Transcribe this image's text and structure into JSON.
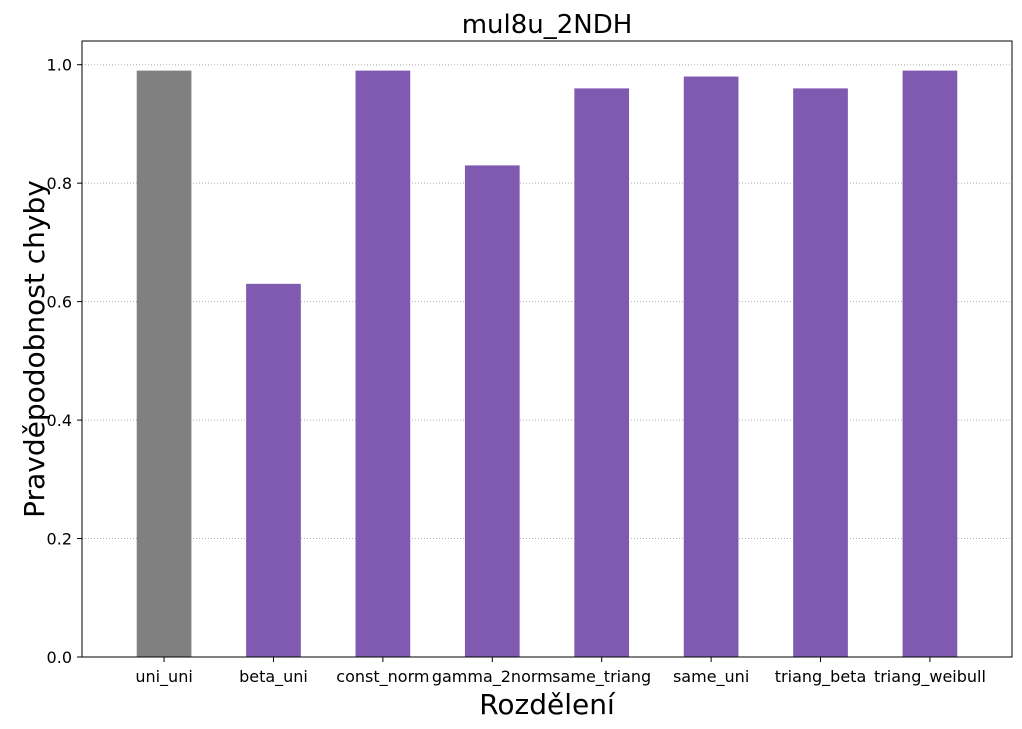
{
  "chart_data": {
    "type": "bar",
    "title": "mul8u_2NDH",
    "xlabel": "Rozdělení",
    "ylabel": "Pravděpodobnost chyby",
    "categories": [
      "uni_uni",
      "beta_uni",
      "const_norm",
      "gamma_2norm",
      "same_triang",
      "same_uni",
      "triang_beta",
      "triang_weibull"
    ],
    "values": [
      0.99,
      0.63,
      0.99,
      0.83,
      0.96,
      0.98,
      0.96,
      0.99
    ],
    "bar_colors": [
      "#808080",
      "#7f5ab0",
      "#7f5ab0",
      "#7f5ab0",
      "#7f5ab0",
      "#7f5ab0",
      "#7f5ab0",
      "#7f5ab0"
    ],
    "ylim": [
      0,
      1.04
    ],
    "yticks": [
      "0.0",
      "0.2",
      "0.4",
      "0.6",
      "0.8",
      "1.0"
    ],
    "grid": "y-dotted",
    "legend": "none"
  }
}
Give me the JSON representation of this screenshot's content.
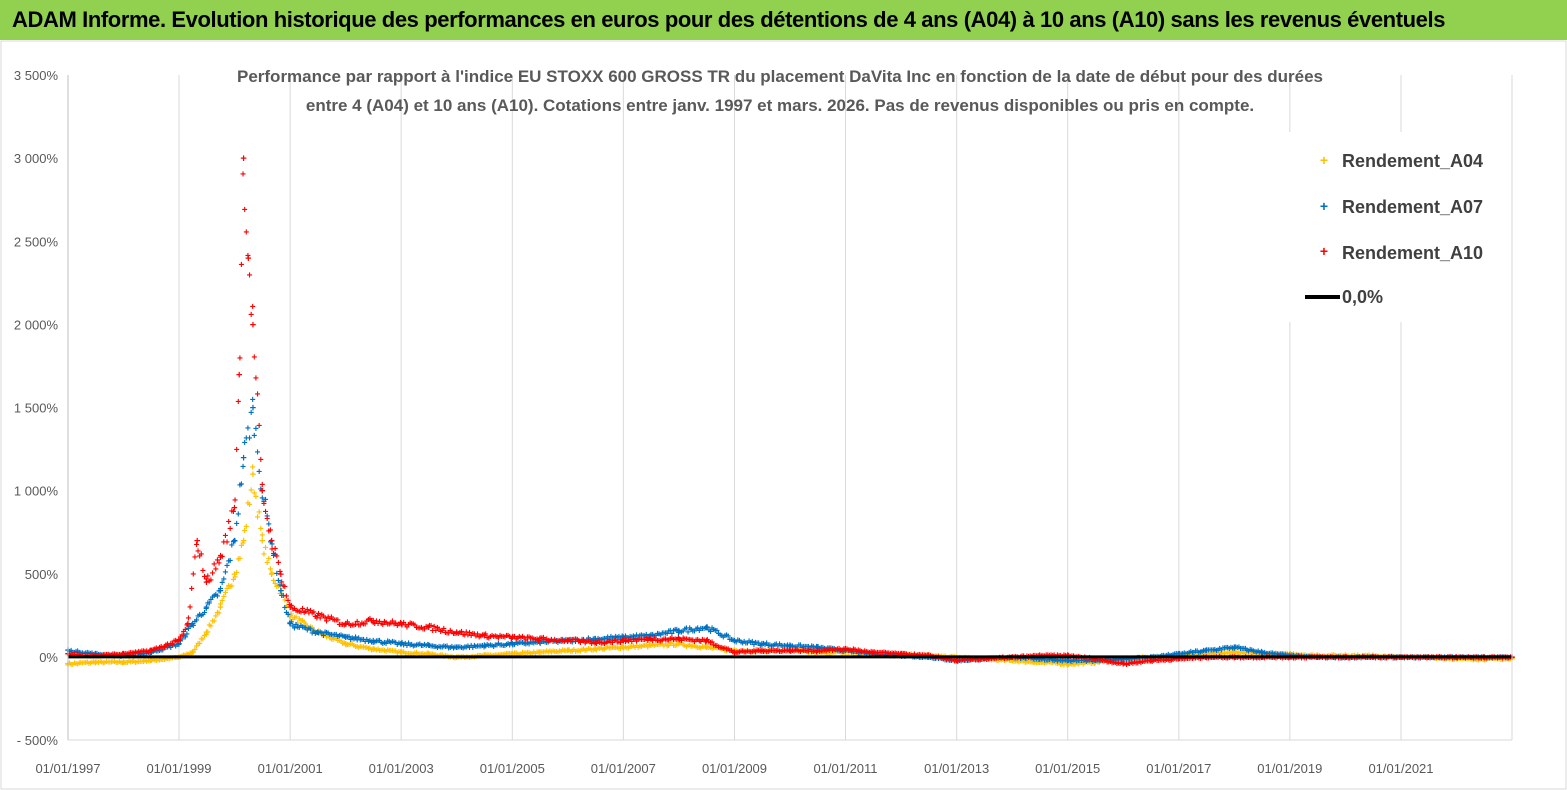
{
  "header": {
    "title": "ADAM Informe. Evolution historique des performances en euros pour des détentions de 4 ans (A04) à 10 ans (A10) sans les revenus éventuels"
  },
  "colors": {
    "header_bg": "#92d050",
    "A04": "#ffc000",
    "A07": "#0070c0",
    "A10": "#ff0000",
    "zero_line": "#000000"
  },
  "chart_data": {
    "type": "scatter",
    "title_lines": [
      "Performance par rapport à l'indice EU STOXX 600 GROSS TR  du placement DaVita Inc en fonction de la date de début pour des durées",
      "entre 4 (A04) et 10 ans (A10). Cotations entre janv. 1997 et mars. 2026. Pas de revenus disponibles ou pris en compte."
    ],
    "x_type": "date",
    "xlim": [
      "1997-01-01",
      "2023-01-01"
    ],
    "x_ticks": [
      "01/01/1997",
      "01/01/1999",
      "01/01/2001",
      "01/01/2003",
      "01/01/2005",
      "01/01/2007",
      "01/01/2009",
      "01/01/2011",
      "01/01/2013",
      "01/01/2015",
      "01/01/2017",
      "01/01/2019",
      "01/01/2021"
    ],
    "ylim": [
      -500,
      3500
    ],
    "y_ticks": [
      -500,
      0,
      500,
      1000,
      1500,
      2000,
      2500,
      3000,
      3500
    ],
    "y_tick_labels": [
      "- 500%",
      "0%",
      "500%",
      "1 000%",
      "1 500%",
      "2 000%",
      "2 500%",
      "3 000%",
      "3 500%"
    ],
    "grid": "vertical",
    "legend_position": "top-right",
    "legend": [
      "Rendement_A04",
      "Rendement_A07",
      "Rendement_A10",
      "0,0%"
    ],
    "series": [
      {
        "name": "Rendement_A04",
        "x": [
          "1997-01-01",
          "1997-07-01",
          "1998-01-01",
          "1998-07-01",
          "1999-01-01",
          "1999-04-01",
          "1999-07-01",
          "1999-10-01",
          "2000-01-01",
          "2000-03-01",
          "2000-05-01",
          "2000-07-01",
          "2000-09-01",
          "2000-11-01",
          "2001-01-01",
          "2001-07-01",
          "2002-01-01",
          "2002-07-01",
          "2003-01-01",
          "2003-07-01",
          "2004-01-01",
          "2004-07-01",
          "2005-01-01",
          "2005-07-01",
          "2006-01-01",
          "2006-07-01",
          "2007-01-01",
          "2007-07-01",
          "2008-01-01",
          "2008-07-01",
          "2009-01-01",
          "2009-07-01",
          "2010-01-01",
          "2010-07-01",
          "2011-01-01",
          "2011-07-01",
          "2012-01-01",
          "2012-07-01",
          "2013-01-01",
          "2013-07-01",
          "2014-01-01",
          "2014-07-01",
          "2015-01-01",
          "2015-07-01",
          "2016-01-01",
          "2016-07-01",
          "2017-01-01",
          "2017-07-01",
          "2018-01-01",
          "2018-07-01",
          "2019-01-01",
          "2019-07-01",
          "2020-01-01",
          "2020-07-01",
          "2021-01-01",
          "2021-07-01",
          "2022-01-01",
          "2022-07-01",
          "2023-01-01"
        ],
        "y": [
          -40,
          -30,
          -30,
          -20,
          0,
          30,
          150,
          300,
          500,
          700,
          1100,
          700,
          500,
          400,
          250,
          150,
          80,
          50,
          30,
          20,
          0,
          10,
          20,
          30,
          40,
          50,
          60,
          70,
          80,
          60,
          40,
          40,
          40,
          30,
          30,
          20,
          20,
          10,
          0,
          -10,
          -20,
          -30,
          -40,
          -30,
          -10,
          0,
          10,
          20,
          30,
          20,
          20,
          10,
          10,
          10,
          0,
          0,
          -10,
          -10,
          -10
        ]
      },
      {
        "name": "Rendement_A07",
        "x": [
          "1997-01-01",
          "1997-07-01",
          "1998-01-01",
          "1998-07-01",
          "1999-01-01",
          "1999-04-01",
          "1999-07-01",
          "1999-10-01",
          "2000-01-01",
          "2000-03-01",
          "2000-05-01",
          "2000-07-01",
          "2000-09-01",
          "2000-11-01",
          "2001-01-01",
          "2001-07-01",
          "2002-01-01",
          "2002-07-01",
          "2003-01-01",
          "2003-07-01",
          "2004-01-01",
          "2004-07-01",
          "2005-01-01",
          "2005-07-01",
          "2006-01-01",
          "2006-07-01",
          "2007-01-01",
          "2007-07-01",
          "2008-01-01",
          "2008-07-01",
          "2009-01-01",
          "2009-07-01",
          "2010-01-01",
          "2010-07-01",
          "2011-01-01",
          "2011-07-01",
          "2012-01-01",
          "2012-07-01",
          "2013-01-01",
          "2013-07-01",
          "2014-01-01",
          "2014-07-01",
          "2015-01-01",
          "2015-07-01",
          "2016-01-01",
          "2016-07-01",
          "2017-01-01",
          "2017-07-01",
          "2018-01-01",
          "2018-07-01",
          "2019-01-01",
          "2019-07-01",
          "2020-01-01",
          "2020-07-01",
          "2021-01-01",
          "2021-07-01",
          "2022-01-01",
          "2022-07-01",
          "2023-01-01"
        ],
        "y": [
          40,
          20,
          10,
          30,
          80,
          200,
          300,
          400,
          700,
          1200,
          1500,
          1000,
          700,
          400,
          200,
          150,
          120,
          100,
          80,
          70,
          60,
          70,
          80,
          90,
          100,
          110,
          120,
          130,
          160,
          180,
          100,
          80,
          70,
          60,
          40,
          20,
          10,
          0,
          -20,
          -10,
          0,
          -10,
          -20,
          -20,
          -10,
          0,
          20,
          40,
          60,
          30,
          10,
          0,
          0,
          0,
          0,
          0,
          0,
          0,
          0
        ]
      },
      {
        "name": "Rendement_A10",
        "x": [
          "1997-01-01",
          "1997-07-01",
          "1998-01-01",
          "1998-07-01",
          "1999-01-01",
          "1999-03-01",
          "1999-05-01",
          "1999-07-01",
          "1999-10-01",
          "2000-01-01",
          "2000-02-01",
          "2000-03-01",
          "2000-04-01",
          "2000-05-01",
          "2000-07-01",
          "2000-09-01",
          "2000-11-01",
          "2001-01-01",
          "2001-07-01",
          "2002-01-01",
          "2002-07-01",
          "2003-01-01",
          "2003-07-01",
          "2004-01-01",
          "2004-07-01",
          "2005-01-01",
          "2005-07-01",
          "2006-01-01",
          "2006-07-01",
          "2007-01-01",
          "2007-07-01",
          "2008-01-01",
          "2008-07-01",
          "2009-01-01",
          "2009-07-01",
          "2010-01-01",
          "2010-07-01",
          "2011-01-01",
          "2011-07-01",
          "2012-01-01",
          "2012-07-01",
          "2013-01-01",
          "2013-07-01",
          "2014-01-01",
          "2014-07-01",
          "2015-01-01",
          "2015-07-01",
          "2016-01-01",
          "2016-07-01",
          "2017-01-01",
          "2017-07-01",
          "2018-01-01",
          "2018-07-01",
          "2019-01-01",
          "2019-07-01",
          "2020-01-01",
          "2020-07-01",
          "2021-01-01",
          "2021-07-01",
          "2022-01-01",
          "2022-07-01",
          "2023-01-01"
        ],
        "y": [
          20,
          10,
          20,
          40,
          100,
          200,
          700,
          450,
          600,
          900,
          1700,
          3000,
          2400,
          2000,
          1000,
          700,
          500,
          300,
          250,
          200,
          220,
          200,
          180,
          150,
          130,
          120,
          110,
          100,
          90,
          100,
          110,
          110,
          100,
          30,
          40,
          40,
          40,
          50,
          30,
          20,
          10,
          -20,
          -10,
          0,
          10,
          10,
          -10,
          -40,
          -20,
          -10,
          0,
          0,
          0,
          0,
          0,
          0,
          0,
          0,
          0,
          0,
          0,
          0
        ]
      },
      {
        "name": "0,0%",
        "x": [
          "1997-01-01",
          "2023-01-01"
        ],
        "y": [
          0,
          0
        ]
      }
    ]
  }
}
══════
=== Problem to solve ===
Scan the records above, count the lines with "pour" in them, and give only the number.

=== Written answer ===
2